Provided information:
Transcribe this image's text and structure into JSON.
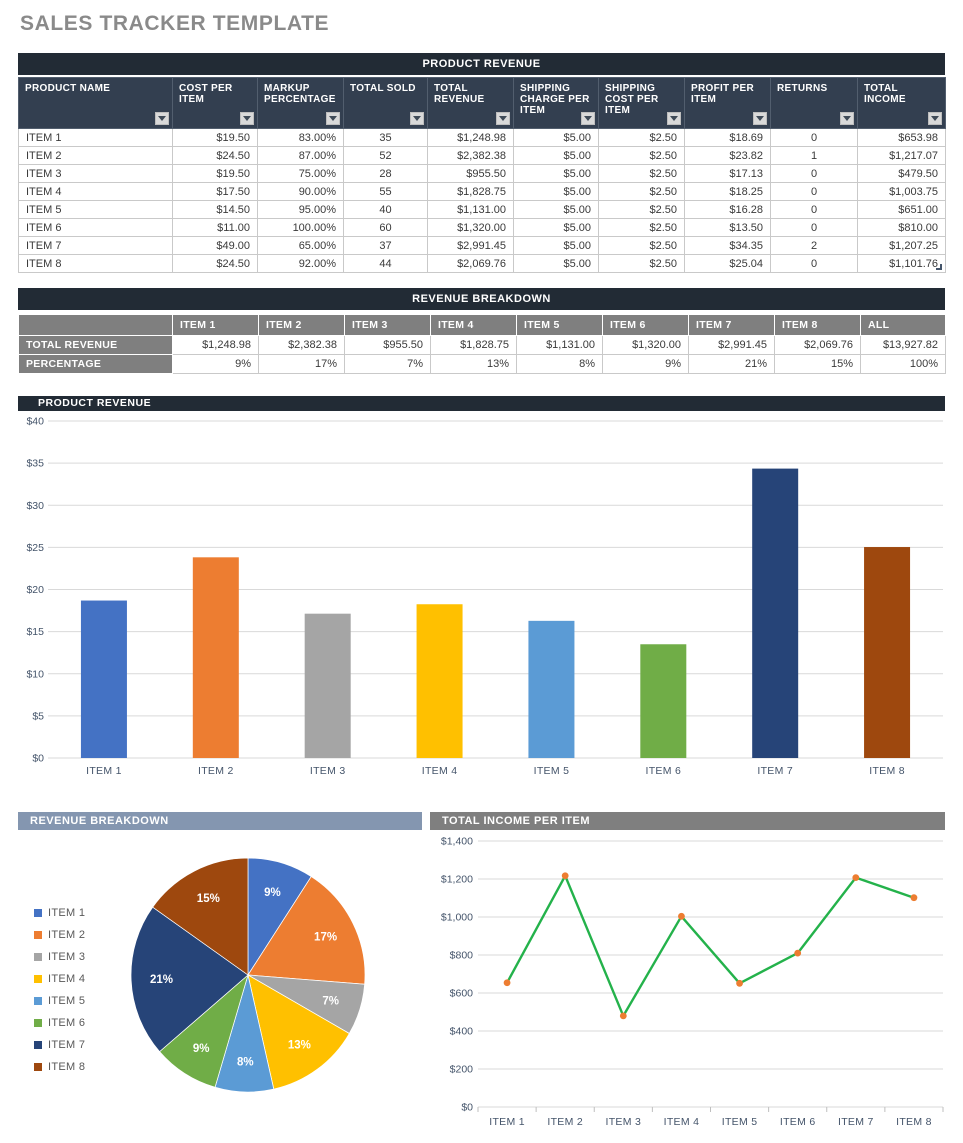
{
  "page": {
    "title": "SALES TRACKER TEMPLATE"
  },
  "colors": {
    "header_dark": "#222B35",
    "header_slate": "#333F50",
    "header_gray": "#7f7f7f",
    "header_bluegray": "#8496B0",
    "grid": "#D9D9D9",
    "axis_label": "#44546A",
    "series_palette": [
      "#4472C4",
      "#ED7D31",
      "#A5A5A5",
      "#FFC000",
      "#5B9BD5",
      "#70AD47",
      "#264478",
      "#9E480E"
    ],
    "line_green": "#24B24B",
    "marker_orange": "#ED7D31"
  },
  "product_table": {
    "title": "PRODUCT REVENUE",
    "columns": [
      "PRODUCT NAME",
      "COST PER ITEM",
      "MARKUP PERCENTAGE",
      "TOTAL SOLD",
      "TOTAL REVENUE",
      "SHIPPING CHARGE PER ITEM",
      "SHIPPING COST PER ITEM",
      "PROFIT PER ITEM",
      "RETURNS",
      "TOTAL INCOME"
    ],
    "rows": [
      [
        "ITEM 1",
        "$19.50",
        "83.00%",
        "35",
        "$1,248.98",
        "$5.00",
        "$2.50",
        "$18.69",
        "0",
        "$653.98"
      ],
      [
        "ITEM 2",
        "$24.50",
        "87.00%",
        "52",
        "$2,382.38",
        "$5.00",
        "$2.50",
        "$23.82",
        "1",
        "$1,217.07"
      ],
      [
        "ITEM 3",
        "$19.50",
        "75.00%",
        "28",
        "$955.50",
        "$5.00",
        "$2.50",
        "$17.13",
        "0",
        "$479.50"
      ],
      [
        "ITEM 4",
        "$17.50",
        "90.00%",
        "55",
        "$1,828.75",
        "$5.00",
        "$2.50",
        "$18.25",
        "0",
        "$1,003.75"
      ],
      [
        "ITEM 5",
        "$14.50",
        "95.00%",
        "40",
        "$1,131.00",
        "$5.00",
        "$2.50",
        "$16.28",
        "0",
        "$651.00"
      ],
      [
        "ITEM 6",
        "$11.00",
        "100.00%",
        "60",
        "$1,320.00",
        "$5.00",
        "$2.50",
        "$13.50",
        "0",
        "$810.00"
      ],
      [
        "ITEM 7",
        "$49.00",
        "65.00%",
        "37",
        "$2,991.45",
        "$5.00",
        "$2.50",
        "$34.35",
        "2",
        "$1,207.25"
      ],
      [
        "ITEM 8",
        "$24.50",
        "92.00%",
        "44",
        "$2,069.76",
        "$5.00",
        "$2.50",
        "$25.04",
        "0",
        "$1,101.76"
      ]
    ]
  },
  "breakdown_table": {
    "title": "REVENUE BREAKDOWN",
    "col_headers": [
      "",
      "ITEM 1",
      "ITEM 2",
      "ITEM 3",
      "ITEM 4",
      "ITEM 5",
      "ITEM 6",
      "ITEM 7",
      "ITEM 8",
      "ALL"
    ],
    "rows": [
      {
        "label": "TOTAL REVENUE",
        "values": [
          "$1,248.98",
          "$2,382.38",
          "$955.50",
          "$1,828.75",
          "$1,131.00",
          "$1,320.00",
          "$2,991.45",
          "$2,069.76",
          "$13,927.82"
        ]
      },
      {
        "label": "PERCENTAGE",
        "values": [
          "9%",
          "17%",
          "7%",
          "13%",
          "8%",
          "9%",
          "21%",
          "15%",
          "100%"
        ]
      }
    ]
  },
  "chart_data": [
    {
      "type": "bar",
      "title": "PRODUCT REVENUE",
      "categories": [
        "ITEM 1",
        "ITEM 2",
        "ITEM 3",
        "ITEM 4",
        "ITEM 5",
        "ITEM 6",
        "ITEM 7",
        "ITEM 8"
      ],
      "values": [
        18.69,
        23.82,
        17.13,
        18.25,
        16.28,
        13.5,
        34.35,
        25.04
      ],
      "ylim": [
        0,
        40
      ],
      "ytick_step": 5,
      "ytick_labels": [
        "$0",
        "$5",
        "$10",
        "$15",
        "$20",
        "$25",
        "$30",
        "$35",
        "$40"
      ],
      "grid": true,
      "legend": "none",
      "bar_colors": [
        "#4472C4",
        "#ED7D31",
        "#A5A5A5",
        "#FFC000",
        "#5B9BD5",
        "#70AD47",
        "#264478",
        "#9E480E"
      ]
    },
    {
      "type": "pie",
      "title": "REVENUE BREAKDOWN",
      "labels": [
        "ITEM 1",
        "ITEM 2",
        "ITEM 3",
        "ITEM 4",
        "ITEM 5",
        "ITEM 6",
        "ITEM 7",
        "ITEM 8"
      ],
      "values": [
        9,
        17,
        7,
        13,
        8,
        9,
        21,
        15
      ],
      "slice_labels": [
        "9%",
        "17%",
        "7%",
        "13%",
        "8%",
        "9%",
        "21%",
        "15%"
      ],
      "colors": [
        "#4472C4",
        "#ED7D31",
        "#A5A5A5",
        "#FFC000",
        "#5B9BD5",
        "#70AD47",
        "#264478",
        "#9E480E"
      ],
      "legend_position": "left",
      "start_angle_deg": 0,
      "direction": "clockwise"
    },
    {
      "type": "line",
      "title": "TOTAL INCOME PER ITEM",
      "categories": [
        "ITEM 1",
        "ITEM 2",
        "ITEM 3",
        "ITEM 4",
        "ITEM 5",
        "ITEM 6",
        "ITEM 7",
        "ITEM 8"
      ],
      "values": [
        653.98,
        1217.07,
        479.5,
        1003.75,
        651.0,
        810.0,
        1207.25,
        1101.76
      ],
      "ylim": [
        0,
        1400
      ],
      "ytick_step": 200,
      "ytick_labels": [
        "$0",
        "$200",
        "$400",
        "$600",
        "$800",
        "$1,000",
        "$1,200",
        "$1,400"
      ],
      "grid": true,
      "legend": "none",
      "line_color": "#24B24B",
      "marker_color": "#ED7D31"
    }
  ]
}
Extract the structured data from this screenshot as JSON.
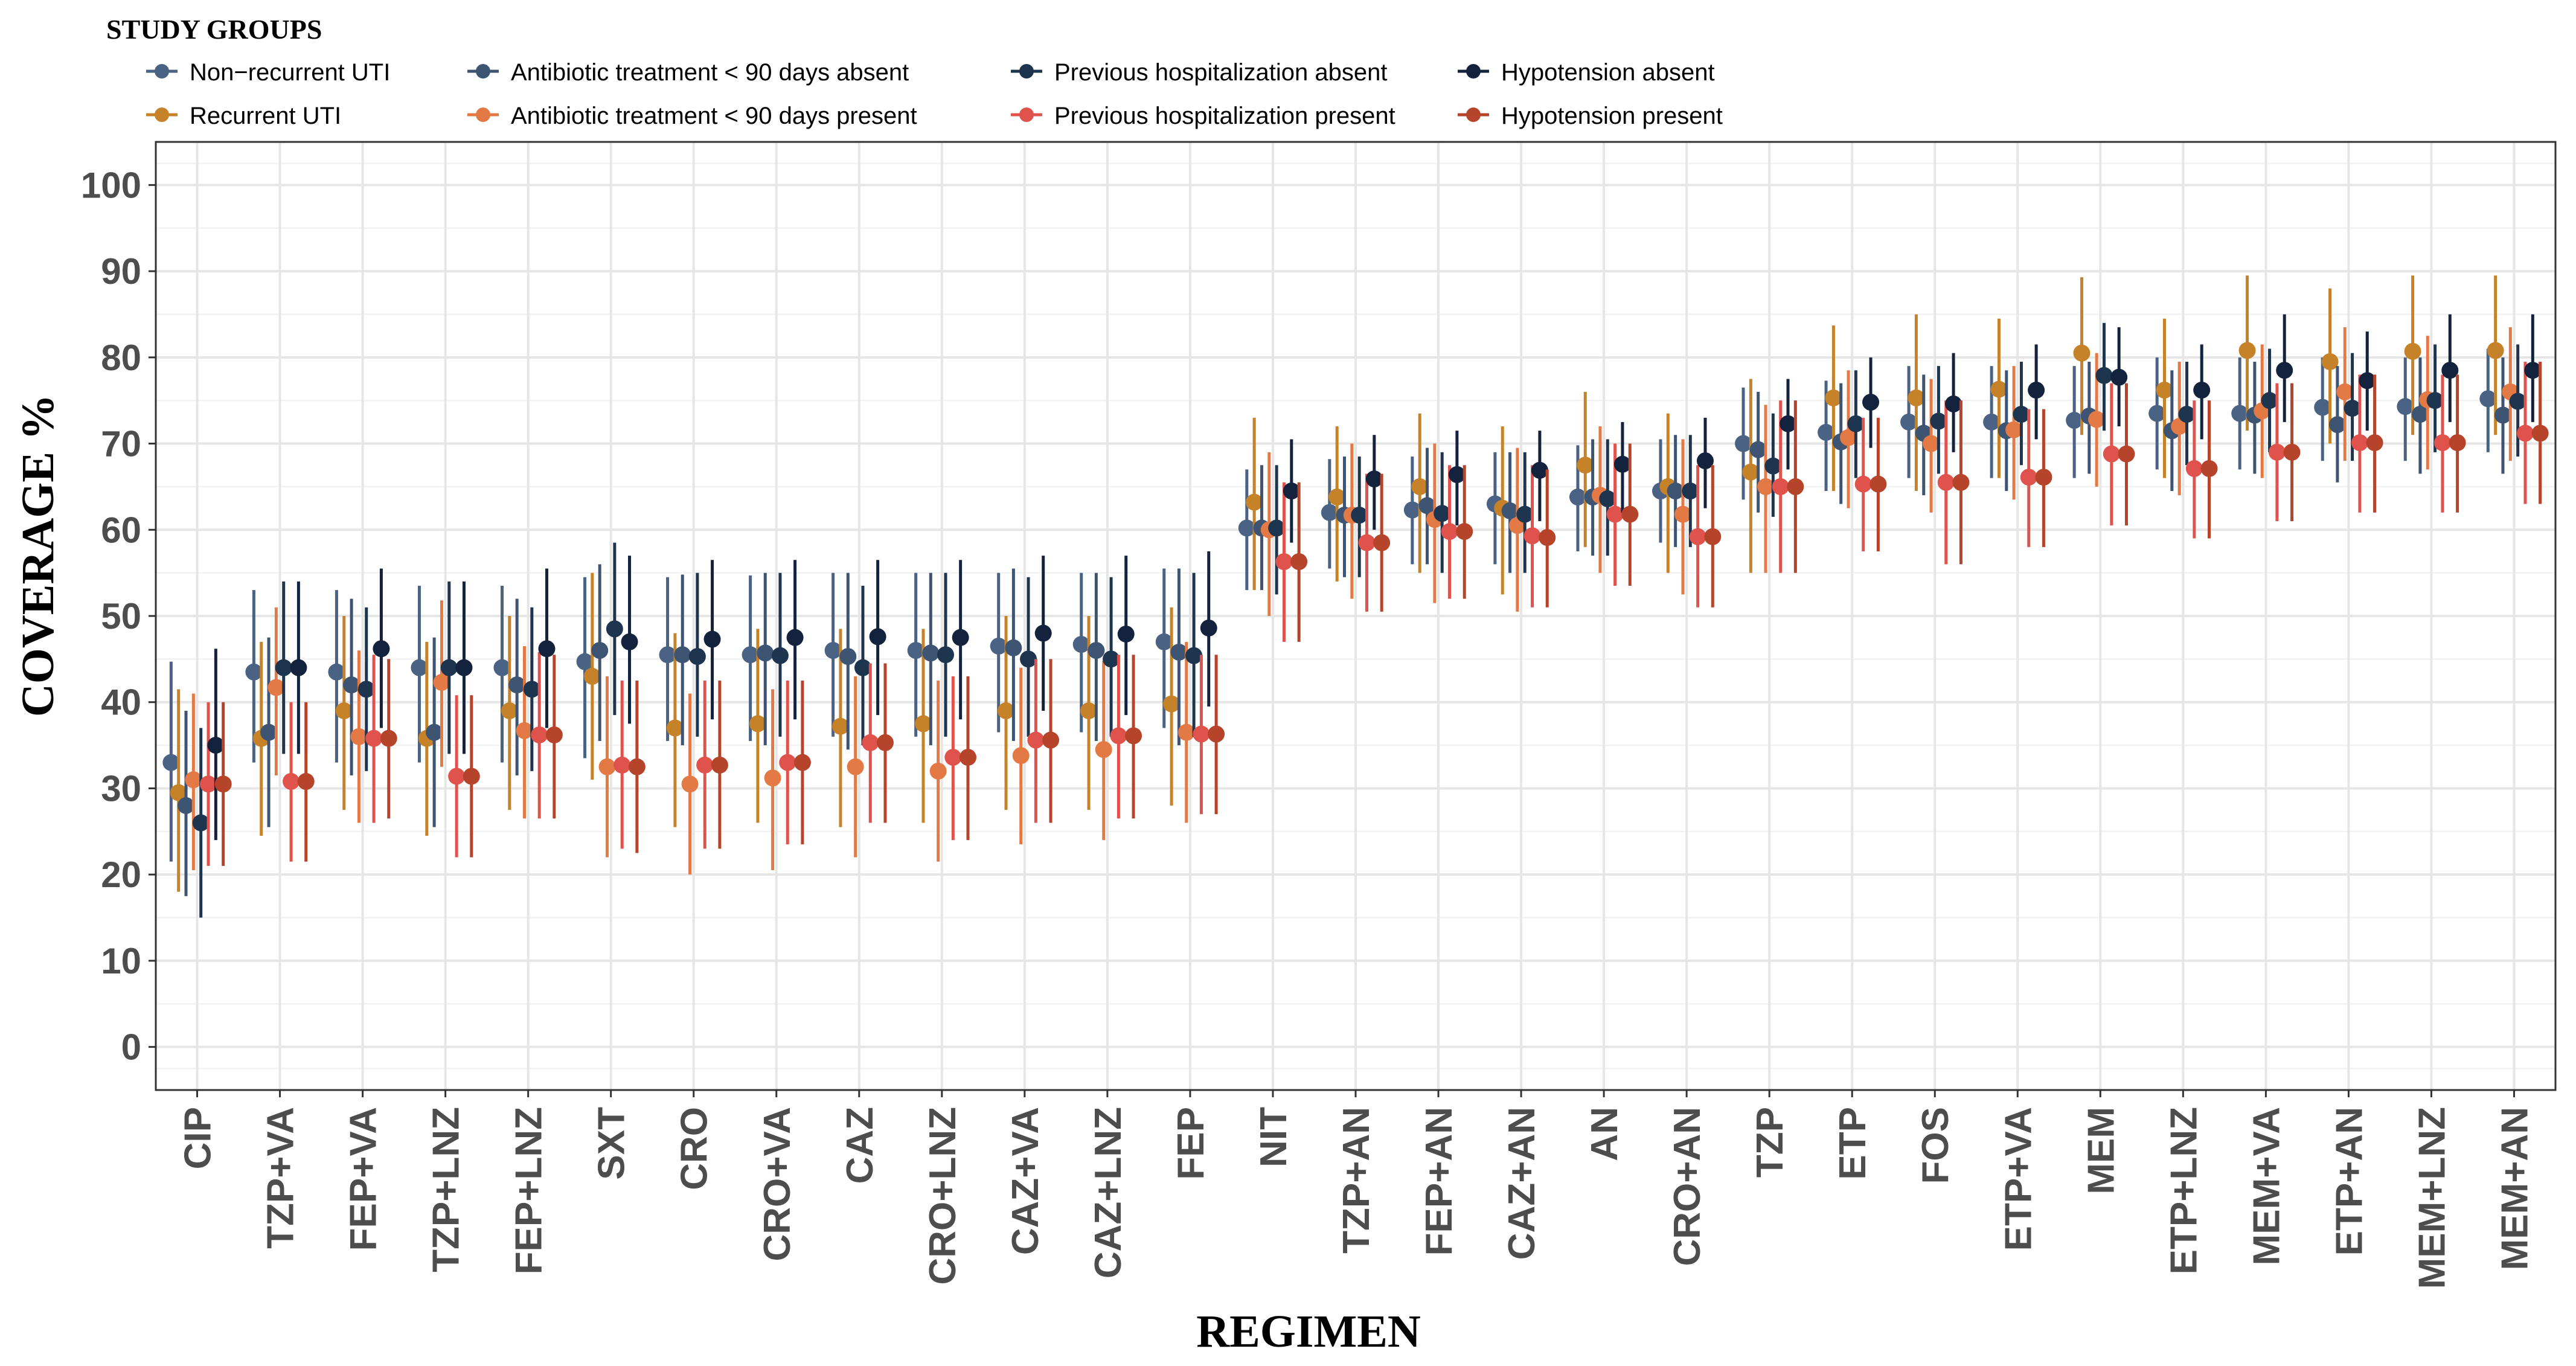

Exercise details:
Omit pictures; set down the rest of the material word for word.

Answer below:
Transcribe this image's text and structure into JSON.
{
  "page": {
    "title": "SALES TRACKER TEMPLATE"
  },
  "colors": {
    "header_dark": "#222B35",
    "header_slate": "#333F50",
    "header_gray": "#7f7f7f",
    "header_bluegray": "#8496B0",
    "grid": "#D9D9D9",
    "axis_label": "#44546A",
    "series_palette": [
      "#4472C4",
      "#ED7D31",
      "#A5A5A5",
      "#FFC000",
      "#5B9BD5",
      "#70AD47",
      "#264478",
      "#9E480E"
    ],
    "line_green": "#24B24B",
    "marker_orange": "#ED7D31"
  },
  "product_table": {
    "title": "PRODUCT REVENUE",
    "columns": [
      "PRODUCT NAME",
      "COST PER ITEM",
      "MARKUP PERCENTAGE",
      "TOTAL SOLD",
      "TOTAL REVENUE",
      "SHIPPING CHARGE PER ITEM",
      "SHIPPING COST PER ITEM",
      "PROFIT PER ITEM",
      "RETURNS",
      "TOTAL INCOME"
    ],
    "rows": [
      [
        "ITEM 1",
        "$19.50",
        "83.00%",
        "35",
        "$1,248.98",
        "$5.00",
        "$2.50",
        "$18.69",
        "0",
        "$653.98"
      ],
      [
        "ITEM 2",
        "$24.50",
        "87.00%",
        "52",
        "$2,382.38",
        "$5.00",
        "$2.50",
        "$23.82",
        "1",
        "$1,217.07"
      ],
      [
        "ITEM 3",
        "$19.50",
        "75.00%",
        "28",
        "$955.50",
        "$5.00",
        "$2.50",
        "$17.13",
        "0",
        "$479.50"
      ],
      [
        "ITEM 4",
        "$17.50",
        "90.00%",
        "55",
        "$1,828.75",
        "$5.00",
        "$2.50",
        "$18.25",
        "0",
        "$1,003.75"
      ],
      [
        "ITEM 5",
        "$14.50",
        "95.00%",
        "40",
        "$1,131.00",
        "$5.00",
        "$2.50",
        "$16.28",
        "0",
        "$651.00"
      ],
      [
        "ITEM 6",
        "$11.00",
        "100.00%",
        "60",
        "$1,320.00",
        "$5.00",
        "$2.50",
        "$13.50",
        "0",
        "$810.00"
      ],
      [
        "ITEM 7",
        "$49.00",
        "65.00%",
        "37",
        "$2,991.45",
        "$5.00",
        "$2.50",
        "$34.35",
        "2",
        "$1,207.25"
      ],
      [
        "ITEM 8",
        "$24.50",
        "92.00%",
        "44",
        "$2,069.76",
        "$5.00",
        "$2.50",
        "$25.04",
        "0",
        "$1,101.76"
      ]
    ]
  },
  "breakdown_table": {
    "title": "REVENUE BREAKDOWN",
    "col_headers": [
      "",
      "ITEM 1",
      "ITEM 2",
      "ITEM 3",
      "ITEM 4",
      "ITEM 5",
      "ITEM 6",
      "ITEM 7",
      "ITEM 8",
      "ALL"
    ],
    "rows": [
      {
        "label": "TOTAL REVENUE",
        "values": [
          "$1,248.98",
          "$2,382.38",
          "$955.50",
          "$1,828.75",
          "$1,131.00",
          "$1,320.00",
          "$2,991.45",
          "$2,069.76",
          "$13,927.82"
        ]
      },
      {
        "label": "PERCENTAGE",
        "values": [
          "9%",
          "17%",
          "7%",
          "13%",
          "8%",
          "9%",
          "21%",
          "15%",
          "100%"
        ]
      }
    ]
  },
  "chart_data": [
    {
      "type": "bar",
      "title": "PRODUCT REVENUE",
      "categories": [
        "ITEM 1",
        "ITEM 2",
        "ITEM 3",
        "ITEM 4",
        "ITEM 5",
        "ITEM 6",
        "ITEM 7",
        "ITEM 8"
      ],
      "values": [
        18.69,
        23.82,
        17.13,
        18.25,
        16.28,
        13.5,
        34.35,
        25.04
      ],
      "ylim": [
        0,
        40
      ],
      "ytick_step": 5,
      "ytick_labels": [
        "$0",
        "$5",
        "$10",
        "$15",
        "$20",
        "$25",
        "$30",
        "$35",
        "$40"
      ],
      "grid": true,
      "legend": "none",
      "bar_colors": [
        "#4472C4",
        "#ED7D31",
        "#A5A5A5",
        "#FFC000",
        "#5B9BD5",
        "#70AD47",
        "#264478",
        "#9E480E"
      ]
    },
    {
      "type": "pie",
      "title": "REVENUE BREAKDOWN",
      "labels": [
        "ITEM 1",
        "ITEM 2",
        "ITEM 3",
        "ITEM 4",
        "ITEM 5",
        "ITEM 6",
        "ITEM 7",
        "ITEM 8"
      ],
      "values": [
        9,
        17,
        7,
        13,
        8,
        9,
        21,
        15
      ],
      "slice_labels": [
        "9%",
        "17%",
        "7%",
        "13%",
        "8%",
        "9%",
        "21%",
        "15%"
      ],
      "colors": [
        "#4472C4",
        "#ED7D31",
        "#A5A5A5",
        "#FFC000",
        "#5B9BD5",
        "#70AD47",
        "#264478",
        "#9E480E"
      ],
      "legend_position": "left",
      "start_angle_deg": 0,
      "direction": "clockwise"
    },
    {
      "type": "line",
      "title": "TOTAL INCOME PER ITEM",
      "categories": [
        "ITEM 1",
        "ITEM 2",
        "ITEM 3",
        "ITEM 4",
        "ITEM 5",
        "ITEM 6",
        "ITEM 7",
        "ITEM 8"
      ],
      "values": [
        653.98,
        1217.07,
        479.5,
        1003.75,
        651.0,
        810.0,
        1207.25,
        1101.76
      ],
      "ylim": [
        0,
        1400
      ],
      "ytick_step": 200,
      "ytick_labels": [
        "$0",
        "$200",
        "$400",
        "$600",
        "$800",
        "$1,000",
        "$1,200",
        "$1,400"
      ],
      "grid": true,
      "legend": "none",
      "line_color": "#24B24B",
      "marker_color": "#ED7D31"
    }
  ]
}
Extract the structured data from this screenshot as JSON.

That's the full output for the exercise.